■ **GIVEN INSTRUCTION**
Copy out all lines that carry the word "Decode".

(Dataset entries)
<<<<

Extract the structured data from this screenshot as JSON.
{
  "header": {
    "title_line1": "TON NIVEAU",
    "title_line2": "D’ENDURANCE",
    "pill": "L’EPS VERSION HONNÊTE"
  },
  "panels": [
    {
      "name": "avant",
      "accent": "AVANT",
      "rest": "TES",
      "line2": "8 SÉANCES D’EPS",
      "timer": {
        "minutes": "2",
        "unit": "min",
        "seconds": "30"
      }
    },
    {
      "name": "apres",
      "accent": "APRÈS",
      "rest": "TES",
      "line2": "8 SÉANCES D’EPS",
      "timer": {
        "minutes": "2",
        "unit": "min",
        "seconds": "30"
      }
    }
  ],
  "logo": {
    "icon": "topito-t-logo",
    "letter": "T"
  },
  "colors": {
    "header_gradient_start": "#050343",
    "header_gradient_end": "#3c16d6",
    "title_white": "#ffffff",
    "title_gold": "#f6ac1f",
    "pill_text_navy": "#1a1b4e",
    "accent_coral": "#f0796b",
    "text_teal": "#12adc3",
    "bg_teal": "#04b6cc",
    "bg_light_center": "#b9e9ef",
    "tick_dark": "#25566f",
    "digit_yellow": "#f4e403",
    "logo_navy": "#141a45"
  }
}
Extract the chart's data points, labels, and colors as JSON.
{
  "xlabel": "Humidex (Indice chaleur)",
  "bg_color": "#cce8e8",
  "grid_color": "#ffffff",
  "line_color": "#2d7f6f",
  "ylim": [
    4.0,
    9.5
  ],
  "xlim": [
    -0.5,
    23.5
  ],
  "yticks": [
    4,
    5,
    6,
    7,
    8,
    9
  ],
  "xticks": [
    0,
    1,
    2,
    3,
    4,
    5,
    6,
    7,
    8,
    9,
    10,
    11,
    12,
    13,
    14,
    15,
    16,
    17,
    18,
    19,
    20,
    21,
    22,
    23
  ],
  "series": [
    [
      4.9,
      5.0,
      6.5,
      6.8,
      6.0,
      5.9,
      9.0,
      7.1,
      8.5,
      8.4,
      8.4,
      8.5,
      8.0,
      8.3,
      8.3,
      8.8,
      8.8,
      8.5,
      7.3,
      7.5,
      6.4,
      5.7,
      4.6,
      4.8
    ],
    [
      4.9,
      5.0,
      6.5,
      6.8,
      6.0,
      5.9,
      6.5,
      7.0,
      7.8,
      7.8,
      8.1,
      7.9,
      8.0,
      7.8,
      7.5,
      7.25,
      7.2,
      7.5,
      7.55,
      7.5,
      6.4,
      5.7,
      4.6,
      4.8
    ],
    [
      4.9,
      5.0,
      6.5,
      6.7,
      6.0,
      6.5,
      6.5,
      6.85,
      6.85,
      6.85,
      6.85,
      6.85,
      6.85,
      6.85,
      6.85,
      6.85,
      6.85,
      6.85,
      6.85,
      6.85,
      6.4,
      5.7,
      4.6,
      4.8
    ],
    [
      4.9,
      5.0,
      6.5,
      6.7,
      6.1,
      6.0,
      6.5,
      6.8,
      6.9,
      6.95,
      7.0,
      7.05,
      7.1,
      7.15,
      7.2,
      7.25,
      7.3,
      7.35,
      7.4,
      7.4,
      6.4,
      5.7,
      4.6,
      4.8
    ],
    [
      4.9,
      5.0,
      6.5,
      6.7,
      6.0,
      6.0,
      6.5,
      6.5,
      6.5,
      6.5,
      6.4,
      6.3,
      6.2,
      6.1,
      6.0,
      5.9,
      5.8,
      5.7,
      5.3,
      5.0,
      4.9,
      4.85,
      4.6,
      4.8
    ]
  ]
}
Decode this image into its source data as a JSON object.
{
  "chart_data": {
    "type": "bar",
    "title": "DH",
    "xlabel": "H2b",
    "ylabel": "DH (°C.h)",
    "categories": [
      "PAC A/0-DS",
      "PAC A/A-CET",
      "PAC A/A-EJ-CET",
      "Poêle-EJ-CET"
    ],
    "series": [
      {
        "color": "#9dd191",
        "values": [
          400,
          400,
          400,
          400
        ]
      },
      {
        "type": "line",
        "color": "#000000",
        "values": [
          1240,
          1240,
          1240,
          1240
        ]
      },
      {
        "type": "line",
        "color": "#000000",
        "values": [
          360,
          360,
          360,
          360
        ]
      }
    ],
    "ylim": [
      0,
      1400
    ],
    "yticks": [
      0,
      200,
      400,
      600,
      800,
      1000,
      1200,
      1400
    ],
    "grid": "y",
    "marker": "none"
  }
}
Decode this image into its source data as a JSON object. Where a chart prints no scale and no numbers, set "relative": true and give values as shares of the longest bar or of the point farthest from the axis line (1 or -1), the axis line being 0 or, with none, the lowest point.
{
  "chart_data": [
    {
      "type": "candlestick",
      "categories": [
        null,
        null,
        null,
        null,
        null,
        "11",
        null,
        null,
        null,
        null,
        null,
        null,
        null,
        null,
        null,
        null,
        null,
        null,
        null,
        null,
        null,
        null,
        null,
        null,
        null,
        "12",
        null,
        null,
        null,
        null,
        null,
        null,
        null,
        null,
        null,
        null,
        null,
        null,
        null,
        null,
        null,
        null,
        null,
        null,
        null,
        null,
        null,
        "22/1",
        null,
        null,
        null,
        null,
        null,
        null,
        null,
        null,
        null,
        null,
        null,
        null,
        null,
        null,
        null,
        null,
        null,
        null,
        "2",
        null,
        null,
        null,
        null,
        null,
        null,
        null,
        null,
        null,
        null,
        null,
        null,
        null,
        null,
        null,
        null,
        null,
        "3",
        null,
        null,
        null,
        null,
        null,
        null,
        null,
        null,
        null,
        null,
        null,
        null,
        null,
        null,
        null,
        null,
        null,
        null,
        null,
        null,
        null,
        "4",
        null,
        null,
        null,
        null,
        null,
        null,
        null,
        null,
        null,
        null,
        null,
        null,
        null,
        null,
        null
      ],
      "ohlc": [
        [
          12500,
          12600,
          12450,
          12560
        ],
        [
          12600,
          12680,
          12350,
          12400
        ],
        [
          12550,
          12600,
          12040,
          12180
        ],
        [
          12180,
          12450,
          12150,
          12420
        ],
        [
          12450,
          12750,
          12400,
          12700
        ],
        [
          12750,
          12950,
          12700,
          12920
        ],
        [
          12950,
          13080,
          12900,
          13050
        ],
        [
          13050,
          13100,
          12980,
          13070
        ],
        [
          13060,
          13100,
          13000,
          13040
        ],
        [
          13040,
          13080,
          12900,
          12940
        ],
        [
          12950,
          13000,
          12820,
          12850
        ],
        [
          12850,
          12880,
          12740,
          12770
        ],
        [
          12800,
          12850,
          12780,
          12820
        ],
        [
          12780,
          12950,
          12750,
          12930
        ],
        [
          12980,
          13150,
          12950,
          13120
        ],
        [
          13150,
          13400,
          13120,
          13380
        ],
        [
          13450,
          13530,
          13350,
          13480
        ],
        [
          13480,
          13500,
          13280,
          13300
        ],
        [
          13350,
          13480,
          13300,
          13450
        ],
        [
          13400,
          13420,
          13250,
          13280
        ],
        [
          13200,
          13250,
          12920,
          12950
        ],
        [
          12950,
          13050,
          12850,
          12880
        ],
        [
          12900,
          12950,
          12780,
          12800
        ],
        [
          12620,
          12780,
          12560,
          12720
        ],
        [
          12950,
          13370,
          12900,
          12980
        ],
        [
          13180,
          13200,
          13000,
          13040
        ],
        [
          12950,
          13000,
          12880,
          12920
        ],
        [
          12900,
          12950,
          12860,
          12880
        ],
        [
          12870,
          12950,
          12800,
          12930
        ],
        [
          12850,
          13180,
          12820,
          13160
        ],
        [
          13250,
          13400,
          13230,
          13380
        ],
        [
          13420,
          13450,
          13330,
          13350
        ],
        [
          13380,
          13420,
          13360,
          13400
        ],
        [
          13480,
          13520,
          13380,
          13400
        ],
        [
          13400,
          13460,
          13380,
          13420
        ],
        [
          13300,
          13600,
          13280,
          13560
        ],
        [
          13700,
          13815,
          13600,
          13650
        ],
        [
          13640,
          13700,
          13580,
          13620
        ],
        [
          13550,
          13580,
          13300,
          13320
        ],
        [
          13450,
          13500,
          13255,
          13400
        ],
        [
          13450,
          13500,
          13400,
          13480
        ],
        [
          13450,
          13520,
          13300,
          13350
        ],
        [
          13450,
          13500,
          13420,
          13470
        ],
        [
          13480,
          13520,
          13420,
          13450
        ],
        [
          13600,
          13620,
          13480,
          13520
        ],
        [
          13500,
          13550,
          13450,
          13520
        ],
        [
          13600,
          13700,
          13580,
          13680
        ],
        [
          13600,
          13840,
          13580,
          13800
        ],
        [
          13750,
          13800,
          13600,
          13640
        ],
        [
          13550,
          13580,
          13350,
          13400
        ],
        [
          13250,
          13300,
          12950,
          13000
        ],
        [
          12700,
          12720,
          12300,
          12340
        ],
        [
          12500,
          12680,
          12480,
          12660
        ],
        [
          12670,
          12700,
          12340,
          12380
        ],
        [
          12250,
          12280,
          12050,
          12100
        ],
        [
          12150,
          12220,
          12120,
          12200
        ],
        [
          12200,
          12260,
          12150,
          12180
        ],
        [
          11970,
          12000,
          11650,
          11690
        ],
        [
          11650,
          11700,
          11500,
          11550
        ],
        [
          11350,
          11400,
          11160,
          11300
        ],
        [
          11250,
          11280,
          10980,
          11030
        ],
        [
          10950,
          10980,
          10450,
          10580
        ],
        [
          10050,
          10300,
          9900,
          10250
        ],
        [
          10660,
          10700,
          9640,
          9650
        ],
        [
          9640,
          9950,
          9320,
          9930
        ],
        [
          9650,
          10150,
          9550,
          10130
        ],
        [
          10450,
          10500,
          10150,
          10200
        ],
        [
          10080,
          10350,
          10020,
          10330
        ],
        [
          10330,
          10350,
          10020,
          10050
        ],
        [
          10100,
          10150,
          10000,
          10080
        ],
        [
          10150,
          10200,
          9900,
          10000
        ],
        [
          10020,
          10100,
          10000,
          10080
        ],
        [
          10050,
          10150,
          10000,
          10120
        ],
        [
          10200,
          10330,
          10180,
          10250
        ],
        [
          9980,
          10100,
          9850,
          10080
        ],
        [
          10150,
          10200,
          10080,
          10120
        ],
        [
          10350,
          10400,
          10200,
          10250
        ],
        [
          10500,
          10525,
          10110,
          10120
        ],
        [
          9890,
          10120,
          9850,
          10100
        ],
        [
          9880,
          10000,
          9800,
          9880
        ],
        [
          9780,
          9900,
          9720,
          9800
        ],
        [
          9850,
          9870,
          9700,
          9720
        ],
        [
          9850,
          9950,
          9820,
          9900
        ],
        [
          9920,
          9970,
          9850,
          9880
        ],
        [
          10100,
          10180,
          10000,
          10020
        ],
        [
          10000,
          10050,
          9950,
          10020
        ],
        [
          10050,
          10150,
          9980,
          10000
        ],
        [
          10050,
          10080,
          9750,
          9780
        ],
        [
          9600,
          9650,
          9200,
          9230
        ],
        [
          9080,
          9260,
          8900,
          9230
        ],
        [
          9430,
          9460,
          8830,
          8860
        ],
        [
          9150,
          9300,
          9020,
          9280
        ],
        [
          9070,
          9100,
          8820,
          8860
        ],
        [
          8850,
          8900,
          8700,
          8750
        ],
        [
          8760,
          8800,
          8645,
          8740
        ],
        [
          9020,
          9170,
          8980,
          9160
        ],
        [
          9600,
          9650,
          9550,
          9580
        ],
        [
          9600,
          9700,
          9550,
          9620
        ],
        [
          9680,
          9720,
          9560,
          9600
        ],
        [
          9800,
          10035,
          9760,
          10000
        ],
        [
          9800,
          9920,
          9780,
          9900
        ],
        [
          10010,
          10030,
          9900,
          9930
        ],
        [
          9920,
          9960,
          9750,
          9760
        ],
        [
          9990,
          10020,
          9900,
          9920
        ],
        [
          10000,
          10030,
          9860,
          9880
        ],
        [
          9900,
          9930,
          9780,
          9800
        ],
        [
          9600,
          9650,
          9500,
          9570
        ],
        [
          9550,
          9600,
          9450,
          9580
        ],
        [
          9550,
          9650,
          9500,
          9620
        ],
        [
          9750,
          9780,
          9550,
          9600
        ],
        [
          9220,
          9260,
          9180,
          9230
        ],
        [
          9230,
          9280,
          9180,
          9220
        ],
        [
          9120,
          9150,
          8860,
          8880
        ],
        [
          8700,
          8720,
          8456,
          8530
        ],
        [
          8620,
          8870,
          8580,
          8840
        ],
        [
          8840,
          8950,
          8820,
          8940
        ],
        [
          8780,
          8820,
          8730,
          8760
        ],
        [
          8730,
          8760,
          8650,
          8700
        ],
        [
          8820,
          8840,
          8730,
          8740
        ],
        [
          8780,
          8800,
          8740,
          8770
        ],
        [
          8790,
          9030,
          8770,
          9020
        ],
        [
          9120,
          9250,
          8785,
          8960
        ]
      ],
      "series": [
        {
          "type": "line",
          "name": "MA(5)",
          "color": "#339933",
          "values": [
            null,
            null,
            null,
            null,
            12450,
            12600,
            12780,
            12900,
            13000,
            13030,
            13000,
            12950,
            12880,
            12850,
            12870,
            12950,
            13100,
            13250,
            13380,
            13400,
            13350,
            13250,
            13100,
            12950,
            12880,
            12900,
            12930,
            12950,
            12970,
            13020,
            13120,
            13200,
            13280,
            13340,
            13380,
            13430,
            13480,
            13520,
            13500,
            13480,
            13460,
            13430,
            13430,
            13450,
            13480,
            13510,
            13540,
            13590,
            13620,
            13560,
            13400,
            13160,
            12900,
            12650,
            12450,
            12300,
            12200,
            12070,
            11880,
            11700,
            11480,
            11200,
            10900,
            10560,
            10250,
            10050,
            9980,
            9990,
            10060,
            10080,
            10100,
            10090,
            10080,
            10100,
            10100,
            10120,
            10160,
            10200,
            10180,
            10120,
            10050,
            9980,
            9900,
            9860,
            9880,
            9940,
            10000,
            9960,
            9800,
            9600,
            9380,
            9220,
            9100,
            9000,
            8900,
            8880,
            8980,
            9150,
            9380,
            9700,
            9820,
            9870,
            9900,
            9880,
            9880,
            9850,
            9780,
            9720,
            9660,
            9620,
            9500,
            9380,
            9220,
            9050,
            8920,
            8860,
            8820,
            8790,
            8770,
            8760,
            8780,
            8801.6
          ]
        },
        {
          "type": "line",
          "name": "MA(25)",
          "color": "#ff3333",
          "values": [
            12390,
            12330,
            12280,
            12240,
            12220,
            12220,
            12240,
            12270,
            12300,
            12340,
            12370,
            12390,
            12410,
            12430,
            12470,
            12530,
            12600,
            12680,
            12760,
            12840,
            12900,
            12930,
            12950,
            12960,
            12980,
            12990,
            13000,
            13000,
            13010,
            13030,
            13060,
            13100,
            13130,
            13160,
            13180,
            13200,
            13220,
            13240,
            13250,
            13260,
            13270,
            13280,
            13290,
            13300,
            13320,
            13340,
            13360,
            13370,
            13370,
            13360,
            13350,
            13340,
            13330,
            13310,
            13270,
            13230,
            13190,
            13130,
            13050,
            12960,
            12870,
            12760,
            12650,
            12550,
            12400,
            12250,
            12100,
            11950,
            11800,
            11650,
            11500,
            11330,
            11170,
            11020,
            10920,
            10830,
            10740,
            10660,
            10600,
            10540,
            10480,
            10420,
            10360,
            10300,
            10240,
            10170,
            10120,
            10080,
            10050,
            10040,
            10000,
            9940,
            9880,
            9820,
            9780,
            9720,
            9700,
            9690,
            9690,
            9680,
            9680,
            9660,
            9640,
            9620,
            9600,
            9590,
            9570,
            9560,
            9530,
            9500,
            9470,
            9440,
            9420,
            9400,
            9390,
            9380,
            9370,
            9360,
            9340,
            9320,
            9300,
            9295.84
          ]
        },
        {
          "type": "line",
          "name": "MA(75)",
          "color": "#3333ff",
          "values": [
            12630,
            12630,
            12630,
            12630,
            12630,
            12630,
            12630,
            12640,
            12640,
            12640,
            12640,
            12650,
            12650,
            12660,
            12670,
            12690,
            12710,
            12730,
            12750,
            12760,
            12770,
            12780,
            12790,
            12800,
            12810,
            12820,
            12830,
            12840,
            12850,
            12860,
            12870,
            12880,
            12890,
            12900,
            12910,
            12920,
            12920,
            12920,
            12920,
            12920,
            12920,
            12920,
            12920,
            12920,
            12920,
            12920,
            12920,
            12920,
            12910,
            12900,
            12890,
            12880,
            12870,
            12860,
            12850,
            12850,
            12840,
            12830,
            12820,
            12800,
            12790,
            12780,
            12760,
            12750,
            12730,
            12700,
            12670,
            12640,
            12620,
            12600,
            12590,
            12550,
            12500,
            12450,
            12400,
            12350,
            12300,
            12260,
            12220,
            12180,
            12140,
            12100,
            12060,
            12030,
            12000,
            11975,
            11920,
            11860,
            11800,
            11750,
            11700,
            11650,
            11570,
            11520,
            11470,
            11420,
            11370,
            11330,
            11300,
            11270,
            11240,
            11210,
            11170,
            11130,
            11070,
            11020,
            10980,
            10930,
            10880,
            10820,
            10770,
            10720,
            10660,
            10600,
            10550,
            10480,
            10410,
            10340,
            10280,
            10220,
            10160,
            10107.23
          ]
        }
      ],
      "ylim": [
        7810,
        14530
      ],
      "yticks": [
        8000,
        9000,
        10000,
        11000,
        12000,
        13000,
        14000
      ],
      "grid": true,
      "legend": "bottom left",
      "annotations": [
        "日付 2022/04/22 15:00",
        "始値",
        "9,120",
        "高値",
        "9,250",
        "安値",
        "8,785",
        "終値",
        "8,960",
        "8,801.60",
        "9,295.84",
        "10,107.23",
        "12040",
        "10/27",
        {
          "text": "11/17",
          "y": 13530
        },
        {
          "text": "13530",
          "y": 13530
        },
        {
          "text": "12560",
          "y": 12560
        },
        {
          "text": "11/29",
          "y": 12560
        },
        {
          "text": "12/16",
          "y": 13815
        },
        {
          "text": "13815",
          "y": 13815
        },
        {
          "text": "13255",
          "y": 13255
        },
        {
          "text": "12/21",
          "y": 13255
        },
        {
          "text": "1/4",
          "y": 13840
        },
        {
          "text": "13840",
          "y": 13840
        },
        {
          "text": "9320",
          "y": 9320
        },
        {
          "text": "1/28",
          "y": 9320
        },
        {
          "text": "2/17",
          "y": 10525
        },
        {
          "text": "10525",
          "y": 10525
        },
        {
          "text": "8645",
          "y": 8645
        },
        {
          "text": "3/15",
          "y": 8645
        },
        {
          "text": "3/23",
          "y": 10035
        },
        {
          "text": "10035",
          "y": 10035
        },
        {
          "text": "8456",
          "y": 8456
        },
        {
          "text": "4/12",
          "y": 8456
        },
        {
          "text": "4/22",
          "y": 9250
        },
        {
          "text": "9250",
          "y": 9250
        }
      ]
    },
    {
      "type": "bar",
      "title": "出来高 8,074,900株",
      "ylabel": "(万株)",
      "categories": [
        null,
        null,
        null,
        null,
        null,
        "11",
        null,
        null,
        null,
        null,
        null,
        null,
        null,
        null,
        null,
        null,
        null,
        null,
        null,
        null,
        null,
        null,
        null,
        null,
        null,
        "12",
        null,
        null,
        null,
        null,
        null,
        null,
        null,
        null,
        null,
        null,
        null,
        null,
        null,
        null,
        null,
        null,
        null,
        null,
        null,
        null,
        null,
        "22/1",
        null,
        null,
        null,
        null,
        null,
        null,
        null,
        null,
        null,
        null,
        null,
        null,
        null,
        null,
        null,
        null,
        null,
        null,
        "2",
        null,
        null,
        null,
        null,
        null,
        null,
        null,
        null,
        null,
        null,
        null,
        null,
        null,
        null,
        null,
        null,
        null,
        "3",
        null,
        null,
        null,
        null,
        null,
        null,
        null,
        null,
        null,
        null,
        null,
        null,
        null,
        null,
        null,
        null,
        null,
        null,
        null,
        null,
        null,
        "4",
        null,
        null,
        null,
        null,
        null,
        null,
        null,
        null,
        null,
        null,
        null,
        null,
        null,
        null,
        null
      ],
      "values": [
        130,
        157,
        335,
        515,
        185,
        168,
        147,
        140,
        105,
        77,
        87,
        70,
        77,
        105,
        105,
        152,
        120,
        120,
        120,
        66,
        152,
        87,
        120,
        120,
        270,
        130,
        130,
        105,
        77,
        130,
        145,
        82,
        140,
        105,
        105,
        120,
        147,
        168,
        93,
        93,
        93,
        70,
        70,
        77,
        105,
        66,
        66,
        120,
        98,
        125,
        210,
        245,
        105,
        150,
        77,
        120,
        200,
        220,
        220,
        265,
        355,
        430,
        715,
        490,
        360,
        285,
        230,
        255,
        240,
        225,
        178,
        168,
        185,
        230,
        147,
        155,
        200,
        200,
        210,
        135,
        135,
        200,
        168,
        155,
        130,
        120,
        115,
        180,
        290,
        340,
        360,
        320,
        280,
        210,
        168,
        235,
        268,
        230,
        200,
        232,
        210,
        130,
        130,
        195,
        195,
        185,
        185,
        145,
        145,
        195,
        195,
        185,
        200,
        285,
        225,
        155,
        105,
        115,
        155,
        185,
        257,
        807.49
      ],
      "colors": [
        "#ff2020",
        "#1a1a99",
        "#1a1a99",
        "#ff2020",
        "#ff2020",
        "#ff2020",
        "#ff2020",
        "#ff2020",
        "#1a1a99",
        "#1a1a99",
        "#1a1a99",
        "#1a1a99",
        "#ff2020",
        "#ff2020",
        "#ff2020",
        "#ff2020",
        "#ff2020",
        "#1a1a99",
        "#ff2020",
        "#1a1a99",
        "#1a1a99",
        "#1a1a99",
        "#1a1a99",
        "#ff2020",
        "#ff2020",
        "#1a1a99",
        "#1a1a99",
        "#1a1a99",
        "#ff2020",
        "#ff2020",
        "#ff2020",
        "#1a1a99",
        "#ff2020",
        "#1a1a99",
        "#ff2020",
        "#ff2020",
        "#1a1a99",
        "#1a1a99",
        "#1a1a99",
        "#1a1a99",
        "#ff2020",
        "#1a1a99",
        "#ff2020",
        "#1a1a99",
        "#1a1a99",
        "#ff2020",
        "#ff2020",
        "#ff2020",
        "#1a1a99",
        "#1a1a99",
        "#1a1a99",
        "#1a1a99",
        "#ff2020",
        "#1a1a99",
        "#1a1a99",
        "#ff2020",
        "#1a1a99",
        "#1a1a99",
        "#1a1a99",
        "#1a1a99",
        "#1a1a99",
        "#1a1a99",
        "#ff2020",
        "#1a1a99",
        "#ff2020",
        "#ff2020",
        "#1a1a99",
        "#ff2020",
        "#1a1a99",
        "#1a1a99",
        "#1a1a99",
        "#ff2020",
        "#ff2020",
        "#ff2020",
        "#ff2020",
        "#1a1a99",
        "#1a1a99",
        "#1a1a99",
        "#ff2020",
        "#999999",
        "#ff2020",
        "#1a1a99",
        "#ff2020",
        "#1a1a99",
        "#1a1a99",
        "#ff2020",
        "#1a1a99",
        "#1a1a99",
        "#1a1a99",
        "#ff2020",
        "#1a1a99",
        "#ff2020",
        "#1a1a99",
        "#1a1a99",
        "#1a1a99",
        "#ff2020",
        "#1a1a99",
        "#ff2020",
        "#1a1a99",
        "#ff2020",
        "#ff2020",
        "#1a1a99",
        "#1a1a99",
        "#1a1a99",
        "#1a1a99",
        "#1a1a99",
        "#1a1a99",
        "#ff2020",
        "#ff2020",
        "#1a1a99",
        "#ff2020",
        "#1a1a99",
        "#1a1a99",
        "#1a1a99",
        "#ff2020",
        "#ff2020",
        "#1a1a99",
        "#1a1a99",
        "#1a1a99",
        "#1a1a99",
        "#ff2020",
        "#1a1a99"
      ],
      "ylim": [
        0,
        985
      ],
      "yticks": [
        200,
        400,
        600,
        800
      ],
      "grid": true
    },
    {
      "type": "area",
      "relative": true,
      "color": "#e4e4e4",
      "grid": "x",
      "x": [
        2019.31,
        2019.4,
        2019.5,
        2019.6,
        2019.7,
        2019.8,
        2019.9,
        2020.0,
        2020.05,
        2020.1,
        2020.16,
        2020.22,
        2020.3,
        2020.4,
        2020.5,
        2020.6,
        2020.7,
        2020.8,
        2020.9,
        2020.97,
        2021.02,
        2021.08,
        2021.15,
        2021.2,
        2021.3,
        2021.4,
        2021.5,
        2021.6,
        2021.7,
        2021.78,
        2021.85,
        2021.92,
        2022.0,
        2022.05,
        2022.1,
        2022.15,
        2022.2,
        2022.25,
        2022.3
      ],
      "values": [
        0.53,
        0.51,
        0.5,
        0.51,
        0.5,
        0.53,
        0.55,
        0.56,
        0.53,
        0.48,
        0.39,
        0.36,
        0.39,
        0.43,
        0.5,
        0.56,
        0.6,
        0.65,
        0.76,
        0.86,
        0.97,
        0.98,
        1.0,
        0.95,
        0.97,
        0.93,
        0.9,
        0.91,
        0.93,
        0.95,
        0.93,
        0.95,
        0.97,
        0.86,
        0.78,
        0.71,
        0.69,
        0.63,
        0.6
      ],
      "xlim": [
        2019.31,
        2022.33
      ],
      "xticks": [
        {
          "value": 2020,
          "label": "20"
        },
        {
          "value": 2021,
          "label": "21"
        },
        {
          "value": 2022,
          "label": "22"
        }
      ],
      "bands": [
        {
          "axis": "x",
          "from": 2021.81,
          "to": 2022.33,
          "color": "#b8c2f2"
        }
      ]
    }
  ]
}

>>>>

■ **EXERCISE RESPONSE**
Decode this image into its source data as a JSON object.
Decode this image into its source data as a JSON object. Where a chart prints no scale and no numbers, set "relative": true and give values as shares of the longest bar or of the point farthest from the axis line (1 or -1), the axis line being 0 or, with none, the lowest point.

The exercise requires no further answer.